### LISTING
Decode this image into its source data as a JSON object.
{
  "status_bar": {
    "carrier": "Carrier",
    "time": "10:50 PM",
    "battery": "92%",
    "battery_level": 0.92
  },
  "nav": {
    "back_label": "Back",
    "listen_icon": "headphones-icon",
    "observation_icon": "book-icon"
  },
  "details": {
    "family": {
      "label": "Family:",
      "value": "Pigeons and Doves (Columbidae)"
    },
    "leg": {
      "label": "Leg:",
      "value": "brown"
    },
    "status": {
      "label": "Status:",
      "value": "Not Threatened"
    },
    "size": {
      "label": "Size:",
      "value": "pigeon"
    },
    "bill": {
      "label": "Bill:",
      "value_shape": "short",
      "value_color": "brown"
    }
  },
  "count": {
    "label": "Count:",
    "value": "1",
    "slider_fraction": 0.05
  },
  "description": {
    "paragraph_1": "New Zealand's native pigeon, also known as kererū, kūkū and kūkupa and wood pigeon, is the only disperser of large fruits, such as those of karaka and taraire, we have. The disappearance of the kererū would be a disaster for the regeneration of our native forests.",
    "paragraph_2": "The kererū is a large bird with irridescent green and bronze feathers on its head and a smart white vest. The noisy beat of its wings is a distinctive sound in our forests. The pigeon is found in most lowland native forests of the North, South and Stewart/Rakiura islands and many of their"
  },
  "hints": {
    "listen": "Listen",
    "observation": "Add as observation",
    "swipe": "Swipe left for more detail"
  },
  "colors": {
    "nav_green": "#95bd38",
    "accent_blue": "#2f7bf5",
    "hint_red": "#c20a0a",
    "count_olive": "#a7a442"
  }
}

### SET EXERCISE
Retype every record above exactly as it appears.

### WRITTEN RESPONSE
Decode this image into its source data as a JSON object.
{
  "status_bar": {
    "carrier": "Carrier",
    "time": "10:50 PM",
    "battery": "92%",
    "battery_level": 0.92
  },
  "nav": {
    "back_label": "Back",
    "listen_icon": "headphones-icon",
    "observation_icon": "book-icon"
  },
  "details": {
    "family": {
      "label": "Family:",
      "value": "Pigeons and Doves (Columbidae)"
    },
    "leg": {
      "label": "Leg:",
      "value": "brown"
    },
    "status": {
      "label": "Status:",
      "value": "Not Threatened"
    },
    "size": {
      "label": "Size:",
      "value": "pigeon"
    },
    "bill": {
      "label": "Bill:",
      "value_shape": "short",
      "value_color": "brown"
    }
  },
  "count": {
    "label": "Count:",
    "value": "1",
    "slider_fraction": 0.05
  },
  "description": {
    "paragraph_1": "New Zealand's native pigeon, also known as kererū, kūkū and kūkupa and wood pigeon, is the only disperser of large fruits, such as those of karaka and taraire, we have. The disappearance of the kererū would be a disaster for the regeneration of our native forests.",
    "paragraph_2": "The kererū is a large bird with irridescent green and bronze feathers on its head and a smart white vest. The noisy beat of its wings is a distinctive sound in our forests. The pigeon is found in most lowland native forests of the North, South and Stewart/Rakiura islands and many of their"
  },
  "hints": {
    "listen": "Listen",
    "observation": "Add as observation",
    "swipe": "Swipe left for more detail"
  },
  "colors": {
    "nav_green": "#95bd38",
    "accent_blue": "#2f7bf5",
    "hint_red": "#c20a0a",
    "count_olive": "#a7a442"
  }
}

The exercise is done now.